● **EXERCISE BRIEF**
Sort through the data and copy the lines holding the word "title".

Extracts from a graphics dataset
▬▬▬
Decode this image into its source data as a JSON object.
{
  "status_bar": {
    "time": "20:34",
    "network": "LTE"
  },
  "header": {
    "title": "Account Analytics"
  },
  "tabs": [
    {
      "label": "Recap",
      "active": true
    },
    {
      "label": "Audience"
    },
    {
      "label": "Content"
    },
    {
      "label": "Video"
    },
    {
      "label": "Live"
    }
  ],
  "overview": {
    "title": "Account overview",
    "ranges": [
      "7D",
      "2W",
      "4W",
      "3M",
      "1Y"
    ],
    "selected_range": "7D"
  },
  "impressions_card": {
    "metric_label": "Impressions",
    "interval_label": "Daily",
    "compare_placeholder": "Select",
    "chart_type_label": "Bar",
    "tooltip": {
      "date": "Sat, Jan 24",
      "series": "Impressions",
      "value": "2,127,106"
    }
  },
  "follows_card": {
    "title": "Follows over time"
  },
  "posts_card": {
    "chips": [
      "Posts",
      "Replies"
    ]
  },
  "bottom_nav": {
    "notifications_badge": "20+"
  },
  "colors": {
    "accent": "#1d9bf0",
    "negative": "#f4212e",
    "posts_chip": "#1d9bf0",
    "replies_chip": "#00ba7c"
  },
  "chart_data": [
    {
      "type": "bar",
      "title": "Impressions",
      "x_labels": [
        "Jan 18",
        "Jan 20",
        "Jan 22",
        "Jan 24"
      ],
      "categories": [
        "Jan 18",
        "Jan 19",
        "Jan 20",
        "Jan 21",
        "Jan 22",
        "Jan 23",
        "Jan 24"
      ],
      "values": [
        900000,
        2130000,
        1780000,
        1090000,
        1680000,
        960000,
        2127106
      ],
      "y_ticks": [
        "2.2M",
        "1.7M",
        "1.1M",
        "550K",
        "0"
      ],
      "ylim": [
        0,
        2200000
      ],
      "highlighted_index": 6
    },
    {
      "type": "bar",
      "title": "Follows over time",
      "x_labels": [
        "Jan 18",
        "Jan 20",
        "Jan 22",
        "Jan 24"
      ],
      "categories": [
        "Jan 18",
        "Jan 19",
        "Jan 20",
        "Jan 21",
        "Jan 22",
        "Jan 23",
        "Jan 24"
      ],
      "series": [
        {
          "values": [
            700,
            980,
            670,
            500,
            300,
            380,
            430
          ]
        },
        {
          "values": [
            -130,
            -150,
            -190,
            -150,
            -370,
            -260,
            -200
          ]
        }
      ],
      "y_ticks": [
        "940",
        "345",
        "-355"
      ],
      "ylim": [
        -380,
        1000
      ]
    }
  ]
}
▬▬▬
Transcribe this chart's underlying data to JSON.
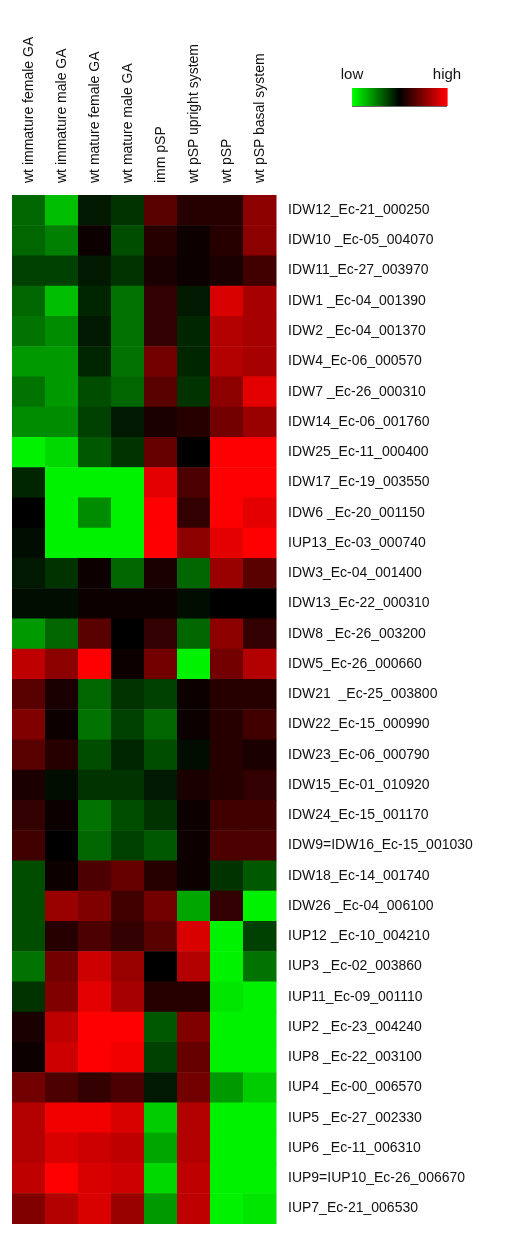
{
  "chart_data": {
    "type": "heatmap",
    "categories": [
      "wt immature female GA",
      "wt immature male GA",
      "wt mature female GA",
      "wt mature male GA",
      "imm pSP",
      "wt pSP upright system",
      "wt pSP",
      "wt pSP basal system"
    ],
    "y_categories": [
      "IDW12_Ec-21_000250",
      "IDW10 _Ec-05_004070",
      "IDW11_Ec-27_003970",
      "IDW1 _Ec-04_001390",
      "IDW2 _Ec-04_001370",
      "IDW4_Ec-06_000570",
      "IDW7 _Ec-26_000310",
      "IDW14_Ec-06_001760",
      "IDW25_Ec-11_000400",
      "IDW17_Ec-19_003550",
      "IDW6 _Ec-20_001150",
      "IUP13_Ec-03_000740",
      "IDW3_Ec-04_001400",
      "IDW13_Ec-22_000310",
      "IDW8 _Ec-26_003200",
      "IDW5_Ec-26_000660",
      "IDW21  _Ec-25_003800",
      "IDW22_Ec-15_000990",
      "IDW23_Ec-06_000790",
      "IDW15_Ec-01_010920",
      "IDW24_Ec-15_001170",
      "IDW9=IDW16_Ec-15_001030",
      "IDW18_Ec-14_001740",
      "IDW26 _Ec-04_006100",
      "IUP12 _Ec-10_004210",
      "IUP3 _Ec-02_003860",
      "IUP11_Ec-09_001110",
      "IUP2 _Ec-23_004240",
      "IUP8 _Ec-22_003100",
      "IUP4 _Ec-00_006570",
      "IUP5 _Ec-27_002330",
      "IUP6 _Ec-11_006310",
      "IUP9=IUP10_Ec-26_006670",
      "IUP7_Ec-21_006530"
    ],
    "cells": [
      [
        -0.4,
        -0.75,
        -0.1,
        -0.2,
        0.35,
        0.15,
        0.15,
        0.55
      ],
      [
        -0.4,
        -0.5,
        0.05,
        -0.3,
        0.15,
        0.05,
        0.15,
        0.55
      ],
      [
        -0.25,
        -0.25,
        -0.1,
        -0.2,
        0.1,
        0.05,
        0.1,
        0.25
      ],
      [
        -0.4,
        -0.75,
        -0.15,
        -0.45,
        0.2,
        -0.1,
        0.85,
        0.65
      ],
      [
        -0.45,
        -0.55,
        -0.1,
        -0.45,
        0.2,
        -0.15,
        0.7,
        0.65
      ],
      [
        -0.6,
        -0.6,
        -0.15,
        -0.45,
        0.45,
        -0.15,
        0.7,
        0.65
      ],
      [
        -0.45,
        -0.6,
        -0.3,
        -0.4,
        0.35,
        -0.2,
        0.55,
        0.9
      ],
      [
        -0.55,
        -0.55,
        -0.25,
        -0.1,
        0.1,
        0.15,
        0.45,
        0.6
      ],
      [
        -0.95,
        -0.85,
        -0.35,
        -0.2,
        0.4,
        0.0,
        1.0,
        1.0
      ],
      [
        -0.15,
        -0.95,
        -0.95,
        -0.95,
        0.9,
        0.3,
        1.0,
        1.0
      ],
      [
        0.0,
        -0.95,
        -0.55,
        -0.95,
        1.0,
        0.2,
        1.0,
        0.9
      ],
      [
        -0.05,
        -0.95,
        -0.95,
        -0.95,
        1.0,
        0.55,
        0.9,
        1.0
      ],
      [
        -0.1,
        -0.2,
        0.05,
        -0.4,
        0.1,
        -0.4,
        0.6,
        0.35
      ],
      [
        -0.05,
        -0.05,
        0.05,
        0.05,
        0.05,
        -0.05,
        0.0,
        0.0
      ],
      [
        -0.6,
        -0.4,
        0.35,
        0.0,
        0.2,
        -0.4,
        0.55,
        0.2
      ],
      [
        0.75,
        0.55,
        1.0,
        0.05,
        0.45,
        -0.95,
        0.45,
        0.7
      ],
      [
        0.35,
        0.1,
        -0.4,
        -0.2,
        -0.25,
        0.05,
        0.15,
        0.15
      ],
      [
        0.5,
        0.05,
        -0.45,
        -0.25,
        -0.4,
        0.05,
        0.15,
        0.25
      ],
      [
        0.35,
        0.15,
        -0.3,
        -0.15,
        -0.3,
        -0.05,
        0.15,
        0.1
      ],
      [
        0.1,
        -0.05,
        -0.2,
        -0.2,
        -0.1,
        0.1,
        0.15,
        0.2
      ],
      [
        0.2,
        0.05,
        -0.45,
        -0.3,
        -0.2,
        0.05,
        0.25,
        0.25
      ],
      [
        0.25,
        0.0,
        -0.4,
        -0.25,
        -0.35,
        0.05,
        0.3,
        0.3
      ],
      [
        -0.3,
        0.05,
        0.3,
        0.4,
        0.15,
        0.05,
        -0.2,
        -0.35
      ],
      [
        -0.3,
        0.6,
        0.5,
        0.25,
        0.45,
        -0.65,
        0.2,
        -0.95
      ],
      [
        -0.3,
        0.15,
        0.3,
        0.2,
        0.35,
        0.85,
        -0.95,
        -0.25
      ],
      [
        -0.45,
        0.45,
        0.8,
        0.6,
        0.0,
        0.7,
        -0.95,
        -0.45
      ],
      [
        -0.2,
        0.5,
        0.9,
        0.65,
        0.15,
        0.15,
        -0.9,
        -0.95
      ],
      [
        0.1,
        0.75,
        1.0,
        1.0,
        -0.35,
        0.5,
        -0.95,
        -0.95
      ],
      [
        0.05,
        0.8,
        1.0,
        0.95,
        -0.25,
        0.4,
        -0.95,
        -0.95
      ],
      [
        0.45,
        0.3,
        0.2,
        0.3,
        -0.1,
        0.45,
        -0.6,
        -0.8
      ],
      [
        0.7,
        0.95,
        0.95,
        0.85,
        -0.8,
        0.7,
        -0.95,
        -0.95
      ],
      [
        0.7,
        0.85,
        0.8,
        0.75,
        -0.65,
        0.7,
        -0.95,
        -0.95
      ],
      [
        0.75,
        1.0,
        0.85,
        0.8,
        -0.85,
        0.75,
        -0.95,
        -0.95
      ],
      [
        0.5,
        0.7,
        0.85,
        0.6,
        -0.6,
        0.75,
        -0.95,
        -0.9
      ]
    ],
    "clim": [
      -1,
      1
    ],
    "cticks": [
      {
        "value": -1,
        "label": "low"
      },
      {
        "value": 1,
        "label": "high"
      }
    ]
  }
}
▬▬▬
● **TASK OUTPUT**
    "title": "Account Analytics"
    "title": "Account overview",
    "title": "Follows over time"
      "title": "Impressions",
      "title": "Follows over time",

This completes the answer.